> _Given exercise_
Scan the data that follows and count the lines with the string "transistors"; answer with the count alone.

[BEGIN Data supplied]

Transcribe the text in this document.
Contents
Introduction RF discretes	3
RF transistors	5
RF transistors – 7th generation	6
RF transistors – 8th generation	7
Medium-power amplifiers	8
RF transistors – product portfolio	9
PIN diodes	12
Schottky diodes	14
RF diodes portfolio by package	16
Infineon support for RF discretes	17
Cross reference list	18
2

[END Data supplied]

> _Solution for this exercise_
4